___ Data
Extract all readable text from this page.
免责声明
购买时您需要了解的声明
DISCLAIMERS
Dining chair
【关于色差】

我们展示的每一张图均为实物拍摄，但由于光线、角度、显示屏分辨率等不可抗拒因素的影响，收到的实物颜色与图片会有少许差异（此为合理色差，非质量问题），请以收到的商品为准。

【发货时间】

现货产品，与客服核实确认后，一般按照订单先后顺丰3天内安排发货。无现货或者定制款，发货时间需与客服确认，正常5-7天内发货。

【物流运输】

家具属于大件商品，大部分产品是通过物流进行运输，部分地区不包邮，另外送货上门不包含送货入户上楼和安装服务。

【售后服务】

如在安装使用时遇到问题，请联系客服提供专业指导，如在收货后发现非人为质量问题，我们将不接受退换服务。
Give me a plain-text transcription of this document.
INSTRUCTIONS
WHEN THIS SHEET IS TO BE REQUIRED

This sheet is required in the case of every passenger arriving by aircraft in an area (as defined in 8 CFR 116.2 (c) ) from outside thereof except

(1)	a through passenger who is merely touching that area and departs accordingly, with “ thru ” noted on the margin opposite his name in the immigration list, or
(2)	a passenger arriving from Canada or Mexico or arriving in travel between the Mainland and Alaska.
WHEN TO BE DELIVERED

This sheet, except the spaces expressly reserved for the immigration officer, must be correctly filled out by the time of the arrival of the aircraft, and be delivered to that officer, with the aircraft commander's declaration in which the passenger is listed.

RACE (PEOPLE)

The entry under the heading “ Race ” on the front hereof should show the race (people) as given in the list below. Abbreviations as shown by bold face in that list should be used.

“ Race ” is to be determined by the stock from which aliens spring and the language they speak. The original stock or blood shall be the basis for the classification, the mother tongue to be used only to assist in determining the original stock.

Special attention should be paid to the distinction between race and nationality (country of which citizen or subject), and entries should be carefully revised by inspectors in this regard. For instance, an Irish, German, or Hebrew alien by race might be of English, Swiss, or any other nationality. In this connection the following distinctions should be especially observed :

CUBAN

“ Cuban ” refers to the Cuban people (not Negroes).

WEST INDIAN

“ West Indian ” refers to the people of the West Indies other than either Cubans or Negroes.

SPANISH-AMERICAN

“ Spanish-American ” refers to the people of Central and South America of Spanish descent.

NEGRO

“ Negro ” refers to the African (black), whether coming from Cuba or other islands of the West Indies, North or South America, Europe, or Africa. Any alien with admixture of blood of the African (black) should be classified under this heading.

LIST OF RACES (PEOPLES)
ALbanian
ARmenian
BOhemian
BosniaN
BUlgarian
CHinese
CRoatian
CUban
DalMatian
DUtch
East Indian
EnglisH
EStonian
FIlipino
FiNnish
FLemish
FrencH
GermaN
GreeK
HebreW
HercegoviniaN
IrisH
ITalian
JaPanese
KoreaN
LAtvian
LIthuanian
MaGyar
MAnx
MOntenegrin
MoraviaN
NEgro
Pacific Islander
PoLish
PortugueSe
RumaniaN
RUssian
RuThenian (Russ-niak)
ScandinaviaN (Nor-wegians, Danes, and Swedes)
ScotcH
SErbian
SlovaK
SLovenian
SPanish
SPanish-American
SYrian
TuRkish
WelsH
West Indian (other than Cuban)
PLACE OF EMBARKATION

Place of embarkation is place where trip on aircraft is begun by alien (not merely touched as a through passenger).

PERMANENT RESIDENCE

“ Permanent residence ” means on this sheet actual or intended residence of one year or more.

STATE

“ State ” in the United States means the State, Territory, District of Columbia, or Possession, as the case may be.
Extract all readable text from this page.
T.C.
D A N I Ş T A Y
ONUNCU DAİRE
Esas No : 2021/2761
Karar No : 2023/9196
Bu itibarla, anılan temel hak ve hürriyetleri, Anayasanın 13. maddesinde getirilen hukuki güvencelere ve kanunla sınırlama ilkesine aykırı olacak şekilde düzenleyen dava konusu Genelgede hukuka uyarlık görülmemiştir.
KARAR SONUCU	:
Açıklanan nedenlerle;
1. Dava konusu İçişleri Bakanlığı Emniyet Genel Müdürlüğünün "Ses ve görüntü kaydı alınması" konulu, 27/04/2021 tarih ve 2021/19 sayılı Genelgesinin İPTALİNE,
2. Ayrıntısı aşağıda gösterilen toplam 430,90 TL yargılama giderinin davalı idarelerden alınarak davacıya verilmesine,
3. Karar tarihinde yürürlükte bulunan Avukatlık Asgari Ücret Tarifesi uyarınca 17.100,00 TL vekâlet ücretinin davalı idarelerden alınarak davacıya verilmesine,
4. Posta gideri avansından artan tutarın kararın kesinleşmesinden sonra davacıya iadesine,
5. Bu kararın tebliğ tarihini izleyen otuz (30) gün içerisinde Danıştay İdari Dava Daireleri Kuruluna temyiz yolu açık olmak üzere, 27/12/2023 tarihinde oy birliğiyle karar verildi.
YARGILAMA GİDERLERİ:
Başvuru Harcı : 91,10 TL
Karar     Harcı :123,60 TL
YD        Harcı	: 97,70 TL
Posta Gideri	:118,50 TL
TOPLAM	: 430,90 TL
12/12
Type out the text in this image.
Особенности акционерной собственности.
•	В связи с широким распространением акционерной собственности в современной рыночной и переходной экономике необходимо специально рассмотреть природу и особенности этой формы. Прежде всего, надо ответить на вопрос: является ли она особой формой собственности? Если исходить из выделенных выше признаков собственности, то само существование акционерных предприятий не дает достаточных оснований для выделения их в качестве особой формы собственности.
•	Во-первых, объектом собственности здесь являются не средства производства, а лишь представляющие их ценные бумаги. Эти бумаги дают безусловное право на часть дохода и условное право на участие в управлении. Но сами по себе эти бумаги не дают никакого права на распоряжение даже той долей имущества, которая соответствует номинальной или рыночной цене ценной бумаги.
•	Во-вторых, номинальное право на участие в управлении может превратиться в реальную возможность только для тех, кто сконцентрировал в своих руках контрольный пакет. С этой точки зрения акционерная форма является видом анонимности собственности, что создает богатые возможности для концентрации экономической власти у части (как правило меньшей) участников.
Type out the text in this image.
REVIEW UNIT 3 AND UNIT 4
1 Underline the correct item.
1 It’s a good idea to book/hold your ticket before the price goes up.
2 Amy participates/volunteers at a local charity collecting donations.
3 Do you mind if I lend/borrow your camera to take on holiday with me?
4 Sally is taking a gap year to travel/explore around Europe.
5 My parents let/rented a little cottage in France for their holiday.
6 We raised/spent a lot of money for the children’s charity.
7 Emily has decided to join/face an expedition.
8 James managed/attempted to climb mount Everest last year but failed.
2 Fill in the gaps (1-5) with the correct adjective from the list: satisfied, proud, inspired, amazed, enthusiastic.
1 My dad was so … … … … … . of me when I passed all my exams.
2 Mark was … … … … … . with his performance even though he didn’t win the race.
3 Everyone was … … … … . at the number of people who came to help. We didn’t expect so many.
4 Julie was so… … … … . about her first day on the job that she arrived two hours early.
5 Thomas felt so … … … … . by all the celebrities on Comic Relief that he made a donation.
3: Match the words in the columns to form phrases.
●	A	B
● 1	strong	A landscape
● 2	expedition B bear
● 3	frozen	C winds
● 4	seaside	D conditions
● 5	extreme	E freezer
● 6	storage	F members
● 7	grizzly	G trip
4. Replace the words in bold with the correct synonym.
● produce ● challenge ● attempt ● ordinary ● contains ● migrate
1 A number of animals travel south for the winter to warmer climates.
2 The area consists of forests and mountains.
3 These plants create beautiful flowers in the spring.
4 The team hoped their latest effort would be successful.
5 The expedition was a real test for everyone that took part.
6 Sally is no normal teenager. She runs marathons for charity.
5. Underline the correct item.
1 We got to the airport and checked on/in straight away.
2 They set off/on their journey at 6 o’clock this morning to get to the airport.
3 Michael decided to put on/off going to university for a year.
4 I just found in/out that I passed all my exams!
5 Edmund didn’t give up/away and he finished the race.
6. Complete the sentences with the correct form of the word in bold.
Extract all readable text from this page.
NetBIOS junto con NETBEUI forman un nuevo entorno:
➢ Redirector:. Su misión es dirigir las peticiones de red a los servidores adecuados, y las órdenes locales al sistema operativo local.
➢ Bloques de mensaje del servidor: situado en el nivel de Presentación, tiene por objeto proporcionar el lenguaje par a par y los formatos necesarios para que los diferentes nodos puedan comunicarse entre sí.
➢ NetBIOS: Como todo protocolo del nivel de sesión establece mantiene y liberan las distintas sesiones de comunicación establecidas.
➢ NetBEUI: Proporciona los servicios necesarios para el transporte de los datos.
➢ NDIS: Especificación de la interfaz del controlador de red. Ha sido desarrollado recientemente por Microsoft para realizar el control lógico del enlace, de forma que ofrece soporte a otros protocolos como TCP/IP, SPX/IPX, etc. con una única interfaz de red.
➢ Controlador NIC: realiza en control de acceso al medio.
______
## The problem
Copy each line of the listing that holds the word "decided".

## Final result
7 Emily has decided to join/face an expedition.
3 Michael decided to put on/off going to university for a year.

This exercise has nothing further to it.